[Dataset rows]
#####

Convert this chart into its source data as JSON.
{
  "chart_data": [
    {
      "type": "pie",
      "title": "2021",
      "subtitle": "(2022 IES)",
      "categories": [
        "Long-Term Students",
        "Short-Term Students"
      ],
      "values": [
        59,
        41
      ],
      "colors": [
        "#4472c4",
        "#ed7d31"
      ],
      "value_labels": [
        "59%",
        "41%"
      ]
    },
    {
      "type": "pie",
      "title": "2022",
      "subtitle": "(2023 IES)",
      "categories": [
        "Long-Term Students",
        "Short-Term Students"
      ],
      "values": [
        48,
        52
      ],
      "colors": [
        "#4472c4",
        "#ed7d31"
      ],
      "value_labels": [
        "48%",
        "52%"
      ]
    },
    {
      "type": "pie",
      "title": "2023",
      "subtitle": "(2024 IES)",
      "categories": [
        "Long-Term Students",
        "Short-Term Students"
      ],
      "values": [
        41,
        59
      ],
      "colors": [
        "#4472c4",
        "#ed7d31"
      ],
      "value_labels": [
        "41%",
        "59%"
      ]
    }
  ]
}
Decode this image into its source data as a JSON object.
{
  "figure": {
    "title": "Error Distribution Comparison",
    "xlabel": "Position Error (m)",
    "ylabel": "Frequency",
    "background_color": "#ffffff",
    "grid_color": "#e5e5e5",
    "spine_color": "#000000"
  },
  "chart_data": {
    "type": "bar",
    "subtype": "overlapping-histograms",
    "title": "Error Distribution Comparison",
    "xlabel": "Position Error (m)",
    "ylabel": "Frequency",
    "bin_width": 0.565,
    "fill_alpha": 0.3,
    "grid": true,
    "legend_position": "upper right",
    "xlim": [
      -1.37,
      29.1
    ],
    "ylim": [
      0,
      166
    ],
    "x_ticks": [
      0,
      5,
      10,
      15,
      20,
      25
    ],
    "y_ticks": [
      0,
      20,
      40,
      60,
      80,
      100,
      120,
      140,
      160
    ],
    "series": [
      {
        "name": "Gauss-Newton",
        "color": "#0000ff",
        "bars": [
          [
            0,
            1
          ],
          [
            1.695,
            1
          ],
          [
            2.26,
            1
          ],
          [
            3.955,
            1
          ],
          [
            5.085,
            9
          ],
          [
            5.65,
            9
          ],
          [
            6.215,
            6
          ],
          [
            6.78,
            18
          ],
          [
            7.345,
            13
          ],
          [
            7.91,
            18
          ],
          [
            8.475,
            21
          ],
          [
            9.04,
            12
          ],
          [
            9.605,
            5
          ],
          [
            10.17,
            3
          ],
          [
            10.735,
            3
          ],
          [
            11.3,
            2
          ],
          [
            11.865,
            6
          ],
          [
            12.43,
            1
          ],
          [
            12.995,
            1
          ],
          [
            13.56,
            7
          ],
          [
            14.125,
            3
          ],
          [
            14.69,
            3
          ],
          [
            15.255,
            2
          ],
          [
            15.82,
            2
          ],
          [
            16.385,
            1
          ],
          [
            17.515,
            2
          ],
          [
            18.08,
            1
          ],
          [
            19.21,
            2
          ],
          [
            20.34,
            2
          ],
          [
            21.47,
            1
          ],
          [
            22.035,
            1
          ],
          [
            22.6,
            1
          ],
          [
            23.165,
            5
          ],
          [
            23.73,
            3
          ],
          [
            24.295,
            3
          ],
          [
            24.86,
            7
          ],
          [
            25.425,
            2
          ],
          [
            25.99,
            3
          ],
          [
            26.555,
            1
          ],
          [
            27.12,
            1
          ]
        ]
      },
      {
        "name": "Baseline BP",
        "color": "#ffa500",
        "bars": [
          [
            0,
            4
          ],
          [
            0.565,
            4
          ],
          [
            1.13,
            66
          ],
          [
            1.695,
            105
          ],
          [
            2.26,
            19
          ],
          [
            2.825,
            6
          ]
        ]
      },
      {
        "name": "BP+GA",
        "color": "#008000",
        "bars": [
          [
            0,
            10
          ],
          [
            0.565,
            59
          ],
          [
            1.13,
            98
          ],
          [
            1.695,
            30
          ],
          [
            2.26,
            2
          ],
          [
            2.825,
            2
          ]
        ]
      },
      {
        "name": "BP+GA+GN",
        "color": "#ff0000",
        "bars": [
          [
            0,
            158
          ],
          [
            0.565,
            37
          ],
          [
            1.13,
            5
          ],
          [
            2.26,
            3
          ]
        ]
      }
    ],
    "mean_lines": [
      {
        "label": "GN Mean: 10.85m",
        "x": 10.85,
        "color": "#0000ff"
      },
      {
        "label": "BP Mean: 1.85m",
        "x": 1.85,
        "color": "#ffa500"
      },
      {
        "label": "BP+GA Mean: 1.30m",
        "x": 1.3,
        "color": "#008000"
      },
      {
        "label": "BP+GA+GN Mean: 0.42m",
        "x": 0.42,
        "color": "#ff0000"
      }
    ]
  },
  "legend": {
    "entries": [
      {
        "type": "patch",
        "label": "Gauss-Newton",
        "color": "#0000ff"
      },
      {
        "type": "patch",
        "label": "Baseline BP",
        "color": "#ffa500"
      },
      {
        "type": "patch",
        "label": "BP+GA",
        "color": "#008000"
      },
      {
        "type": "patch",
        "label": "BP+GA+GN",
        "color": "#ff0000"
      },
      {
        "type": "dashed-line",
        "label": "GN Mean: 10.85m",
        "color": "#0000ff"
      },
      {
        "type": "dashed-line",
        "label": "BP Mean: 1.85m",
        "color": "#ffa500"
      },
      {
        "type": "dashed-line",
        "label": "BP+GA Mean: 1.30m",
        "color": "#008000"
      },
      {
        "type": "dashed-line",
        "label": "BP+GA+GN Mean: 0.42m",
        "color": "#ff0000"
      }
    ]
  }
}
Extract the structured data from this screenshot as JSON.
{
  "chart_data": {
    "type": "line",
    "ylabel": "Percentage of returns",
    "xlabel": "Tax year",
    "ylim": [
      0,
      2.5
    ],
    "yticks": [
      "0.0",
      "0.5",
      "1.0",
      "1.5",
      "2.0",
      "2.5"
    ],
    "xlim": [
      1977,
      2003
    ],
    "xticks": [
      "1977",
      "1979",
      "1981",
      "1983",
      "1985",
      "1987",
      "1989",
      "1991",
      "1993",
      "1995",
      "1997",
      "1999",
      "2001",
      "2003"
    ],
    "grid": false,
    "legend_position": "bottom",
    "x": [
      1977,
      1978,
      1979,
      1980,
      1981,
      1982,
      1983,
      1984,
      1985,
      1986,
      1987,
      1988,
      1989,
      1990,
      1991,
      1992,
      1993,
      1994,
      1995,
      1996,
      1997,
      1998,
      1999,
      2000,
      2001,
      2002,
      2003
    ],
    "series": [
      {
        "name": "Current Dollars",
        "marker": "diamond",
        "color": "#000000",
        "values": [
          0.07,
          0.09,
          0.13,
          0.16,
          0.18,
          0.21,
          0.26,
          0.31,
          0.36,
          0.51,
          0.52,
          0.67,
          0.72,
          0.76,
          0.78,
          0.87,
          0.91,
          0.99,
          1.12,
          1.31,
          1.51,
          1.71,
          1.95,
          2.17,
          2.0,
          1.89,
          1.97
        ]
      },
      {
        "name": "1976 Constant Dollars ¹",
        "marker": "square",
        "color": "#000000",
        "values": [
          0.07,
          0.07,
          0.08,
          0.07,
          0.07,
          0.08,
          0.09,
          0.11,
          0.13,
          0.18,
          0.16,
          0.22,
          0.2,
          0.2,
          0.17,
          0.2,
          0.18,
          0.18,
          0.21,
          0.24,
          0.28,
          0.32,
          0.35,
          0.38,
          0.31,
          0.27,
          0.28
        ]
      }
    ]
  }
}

#####

## Task
All of the lines above must be returned exactly.

## Expected answer
Convert this chart into its source data as JSON.
{
  "chart_data": [
    {
      "type": "pie",
      "title": "2021",
      "subtitle": "(2022 IES)",
      "categories": [
        "Long-Term Students",
        "Short-Term Students"
      ],
      "values": [
        59,
        41
      ],
      "colors": [
        "#4472c4",
        "#ed7d31"
      ],
      "value_labels": [
        "59%",
        "41%"
      ]
    },
    {
      "type": "pie",
      "title": "2022",
      "subtitle": "(2023 IES)",
      "categories": [
        "Long-Term Students",
        "Short-Term Students"
      ],
      "values": [
        48,
        52
      ],
      "colors": [
        "#4472c4",
        "#ed7d31"
      ],
      "value_labels": [
        "48%",
        "52%"
      ]
    },
    {
      "type": "pie",
      "title": "2023",
      "subtitle": "(2024 IES)",
      "categories": [
        "Long-Term Students",
        "Short-Term Students"
      ],
      "values": [
        41,
        59
      ],
      "colors": [
        "#4472c4",
        "#ed7d31"
      ],
      "value_labels": [
        "41%",
        "59%"
      ]
    }
  ]
}
Decode this image into its source data as a JSON object.
{
  "figure": {
    "title": "Error Distribution Comparison",
    "xlabel": "Position Error (m)",
    "ylabel": "Frequency",
    "background_color": "#ffffff",
    "grid_color": "#e5e5e5",
    "spine_color": "#000000"
  },
  "chart_data": {
    "type": "bar",
    "subtype": "overlapping-histograms",
    "title": "Error Distribution Comparison",
    "xlabel": "Position Error (m)",
    "ylabel": "Frequency",
    "bin_width": 0.565,
    "fill_alpha": 0.3,
    "grid": true,
    "legend_position": "upper right",
    "xlim": [
      -1.37,
      29.1
    ],
    "ylim": [
      0,
      166
    ],
    "x_ticks": [
      0,
      5,
      10,
      15,
      20,
      25
    ],
    "y_ticks": [
      0,
      20,
      40,
      60,
      80,
      100,
      120,
      140,
      160
    ],
    "series": [
      {
        "name": "Gauss-Newton",
        "color": "#0000ff",
        "bars": [
          [
            0,
            1
          ],
          [
            1.695,
            1
          ],
          [
            2.26,
            1
          ],
          [
            3.955,
            1
          ],
          [
            5.085,
            9
          ],
          [
            5.65,
            9
          ],
          [
            6.215,
            6
          ],
          [
            6.78,
            18
          ],
          [
            7.345,
            13
          ],
          [
            7.91,
            18
          ],
          [
            8.475,
            21
          ],
          [
            9.04,
            12
          ],
          [
            9.605,
            5
          ],
          [
            10.17,
            3
          ],
          [
            10.735,
            3
          ],
          [
            11.3,
            2
          ],
          [
            11.865,
            6
          ],
          [
            12.43,
            1
          ],
          [
            12.995,
            1
          ],
          [
            13.56,
            7
          ],
          [
            14.125,
            3
          ],
          [
            14.69,
            3
          ],
          [
            15.255,
            2
          ],
          [
            15.82,
            2
          ],
          [
            16.385,
            1
          ],
          [
            17.515,
            2
          ],
          [
            18.08,
            1
          ],
          [
            19.21,
            2
          ],
          [
            20.34,
            2
          ],
          [
            21.47,
            1
          ],
          [
            22.035,
            1
          ],
          [
            22.6,
            1
          ],
          [
            23.165,
            5
          ],
          [
            23.73,
            3
          ],
          [
            24.295,
            3
          ],
          [
            24.86,
            7
          ],
          [
            25.425,
            2
          ],
          [
            25.99,
            3
          ],
          [
            26.555,
            1
          ],
          [
            27.12,
            1
          ]
        ]
      },
      {
        "name": "Baseline BP",
        "color": "#ffa500",
        "bars": [
          [
            0,
            4
          ],
          [
            0.565,
            4
          ],
          [
            1.13,
            66
          ],
          [
            1.695,
            105
          ],
          [
            2.26,
            19
          ],
          [
            2.825,
            6
          ]
        ]
      },
      {
        "name": "BP+GA",
        "color": "#008000",
        "bars": [
          [
            0,
            10
          ],
          [
            0.565,
            59
          ],
          [
            1.13,
            98
          ],
          [
            1.695,
            30
          ],
          [
            2.26,
            2
          ],
          [
            2.825,
            2
          ]
        ]
      },
      {
        "name": "BP+GA+GN",
        "color": "#ff0000",
        "bars": [
          [
            0,
            158
          ],
          [
            0.565,
            37
          ],
          [
            1.13,
            5
          ],
          [
            2.26,
            3
          ]
        ]
      }
    ],
    "mean_lines": [
      {
        "label": "GN Mean: 10.85m",
        "x": 10.85,
        "color": "#0000ff"
      },
      {
        "label": "BP Mean: 1.85m",
        "x": 1.85,
        "color": "#ffa500"
      },
      {
        "label": "BP+GA Mean: 1.30m",
        "x": 1.3,
        "color": "#008000"
      },
      {
        "label": "BP+GA+GN Mean: 0.42m",
        "x": 0.42,
        "color": "#ff0000"
      }
    ]
  },
  "legend": {
    "entries": [
      {
        "type": "patch",
        "label": "Gauss-Newton",
        "color": "#0000ff"
      },
      {
        "type": "patch",
        "label": "Baseline BP",
        "color": "#ffa500"
      },
      {
        "type": "patch",
        "label": "BP+GA",
        "color": "#008000"
      },
      {
        "type": "patch",
        "label": "BP+GA+GN",
        "color": "#ff0000"
      },
      {
        "type": "dashed-line",
        "label": "GN Mean: 10.85m",
        "color": "#0000ff"
      },
      {
        "type": "dashed-line",
        "label": "BP Mean: 1.85m",
        "color": "#ffa500"
      },
      {
        "type": "dashed-line",
        "label": "BP+GA Mean: 1.30m",
        "color": "#008000"
      },
      {
        "type": "dashed-line",
        "label": "BP+GA+GN Mean: 0.42m",
        "color": "#ff0000"
      }
    ]
  }
}
Extract the structured data from this screenshot as JSON.
{
  "chart_data": {
    "type": "line",
    "ylabel": "Percentage of returns",
    "xlabel": "Tax year",
    "ylim": [
      0,
      2.5
    ],
    "yticks": [
      "0.0",
      "0.5",
      "1.0",
      "1.5",
      "2.0",
      "2.5"
    ],
    "xlim": [
      1977,
      2003
    ],
    "xticks": [
      "1977",
      "1979",
      "1981",
      "1983",
      "1985",
      "1987",
      "1989",
      "1991",
      "1993",
      "1995",
      "1997",
      "1999",
      "2001",
      "2003"
    ],
    "grid": false,
    "legend_position": "bottom",
    "x": [
      1977,
      1978,
      1979,
      1980,
      1981,
      1982,
      1983,
      1984,
      1985,
      1986,
      1987,
      1988,
      1989,
      1990,
      1991,
      1992,
      1993,
      1994,
      1995,
      1996,
      1997,
      1998,
      1999,
      2000,
      2001,
      2002,
      2003
    ],
    "series": [
      {
        "name": "Current Dollars",
        "marker": "diamond",
        "color": "#000000",
        "values": [
          0.07,
          0.09,
          0.13,
          0.16,
          0.18,
          0.21,
          0.26,
          0.31,
          0.36,
          0.51,
          0.52,
          0.67,
          0.72,
          0.76,
          0.78,
          0.87,
          0.91,
          0.99,
          1.12,
          1.31,
          1.51,
          1.71,
          1.95,
          2.17,
          2.0,
          1.89,
          1.97
        ]
      },
      {
        "name": "1976 Constant Dollars ¹",
        "marker": "square",
        "color": "#000000",
        "values": [
          0.07,
          0.07,
          0.08,
          0.07,
          0.07,
          0.08,
          0.09,
          0.11,
          0.13,
          0.18,
          0.16,
          0.22,
          0.2,
          0.2,
          0.17,
          0.2,
          0.18,
          0.18,
          0.21,
          0.24,
          0.28,
          0.32,
          0.35,
          0.38,
          0.31,
          0.27,
          0.28
        ]
      }
    ]
  }
}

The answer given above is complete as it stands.